## Begin Data

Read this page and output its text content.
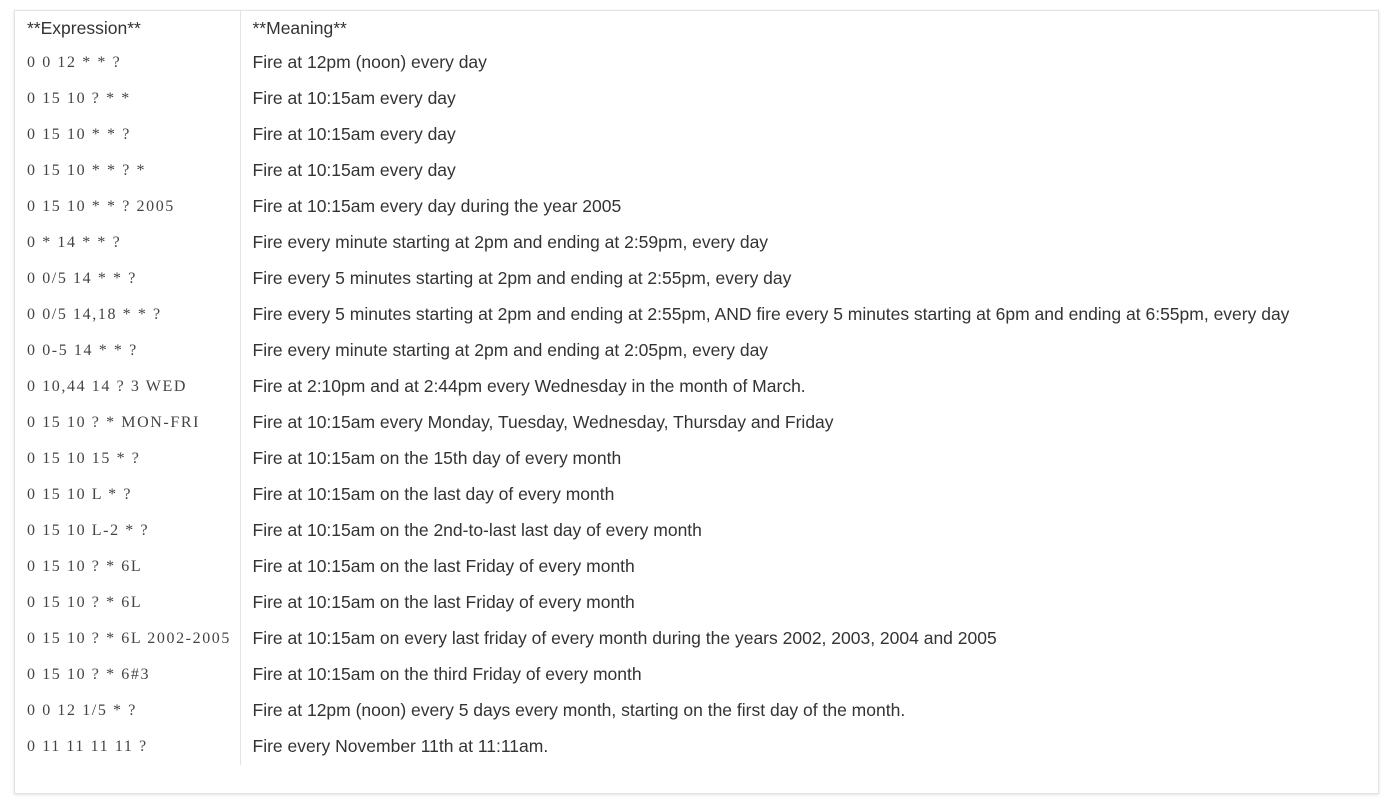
**Expression**	**Meaning**
0 0 12 * * ?	Fire at 12pm (noon) every day
0 15 10 ? * *	Fire at 10:15am every day
0 15 10 * * ?	Fire at 10:15am every day
0 15 10 * * ? *	Fire at 10:15am every day
0 15 10 * * ? 2005	Fire at 10:15am every day during the year 2005
0 * 14 * * ?	Fire every minute starting at 2pm and ending at 2:59pm, every day
0 0/5 14 * * ?	Fire every 5 minutes starting at 2pm and ending at 2:55pm, every day
0 0/5 14,18 * * ?	Fire every 5 minutes starting at 2pm and ending at 2:55pm, AND fire every 5 minutes starting at 6pm and ending at 6:55pm, every day
0 0-5 14 * * ?	Fire every minute starting at 2pm and ending at 2:05pm, every day
0 10,44 14 ? 3 WED	Fire at 2:10pm and at 2:44pm every Wednesday in the month of March.
0 15 10 ? * MON-FRI	Fire at 10:15am every Monday, Tuesday, Wednesday, Thursday and Friday
0 15 10 15 * ?	Fire at 10:15am on the 15th day of every month
0 15 10 L * ?	Fire at 10:15am on the last day of every month
0 15 10 L-2 * ?	Fire at 10:15am on the 2nd-to-last last day of every month
0 15 10 ? * 6L	Fire at 10:15am on the last Friday of every month
0 15 10 ? * 6L	Fire at 10:15am on the last Friday of every month
0 15 10 ? * 6L 2002-2005	Fire at 10:15am on every last friday of every month during the years 2002, 2003, 2004 and 2005
0 15 10 ? * 6#3	Fire at 10:15am on the third Friday of every month
0 0 12 1/5 * ?	Fire at 12pm (noon) every 5 days every month, starting on the first day of the month.
0 11 11 11 11 ?	Fire every November 11th at 11:11am.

## End Data

Reproduce each line word for word and drop the pictures.

Read this page and output its text content.
**Expression**	**Meaning**
0 0 12 * * ?	Fire at 12pm (noon) every day
0 15 10 ? * *	Fire at 10:15am every day
0 15 10 * * ?	Fire at 10:15am every day
0 15 10 * * ? *	Fire at 10:15am every day
0 15 10 * * ? 2005	Fire at 10:15am every day during the year 2005
0 * 14 * * ?	Fire every minute starting at 2pm and ending at 2:59pm, every day
0 0/5 14 * * ?	Fire every 5 minutes starting at 2pm and ending at 2:55pm, every day
0 0/5 14,18 * * ?	Fire every 5 minutes starting at 2pm and ending at 2:55pm, AND fire every 5 minutes starting at 6pm and ending at 6:55pm, every day
0 0-5 14 * * ?	Fire every minute starting at 2pm and ending at 2:05pm, every day
0 10,44 14 ? 3 WED	Fire at 2:10pm and at 2:44pm every Wednesday in the month of March.
0 15 10 ? * MON-FRI	Fire at 10:15am every Monday, Tuesday, Wednesday, Thursday and Friday
0 15 10 15 * ?	Fire at 10:15am on the 15th day of every month
0 15 10 L * ?	Fire at 10:15am on the last day of every month
0 15 10 L-2 * ?	Fire at 10:15am on the 2nd-to-last last day of every month
0 15 10 ? * 6L	Fire at 10:15am on the last Friday of every month
0 15 10 ? * 6L	Fire at 10:15am on the last Friday of every month
0 15 10 ? * 6L 2002-2005	Fire at 10:15am on every last friday of every month during the years 2002, 2003, 2004 and 2005
0 15 10 ? * 6#3	Fire at 10:15am on the third Friday of every month
0 0 12 1/5 * ?	Fire at 12pm (noon) every 5 days every month, starting on the first day of the month.
0 11 11 11 11 ?	Fire every November 11th at 11:11am.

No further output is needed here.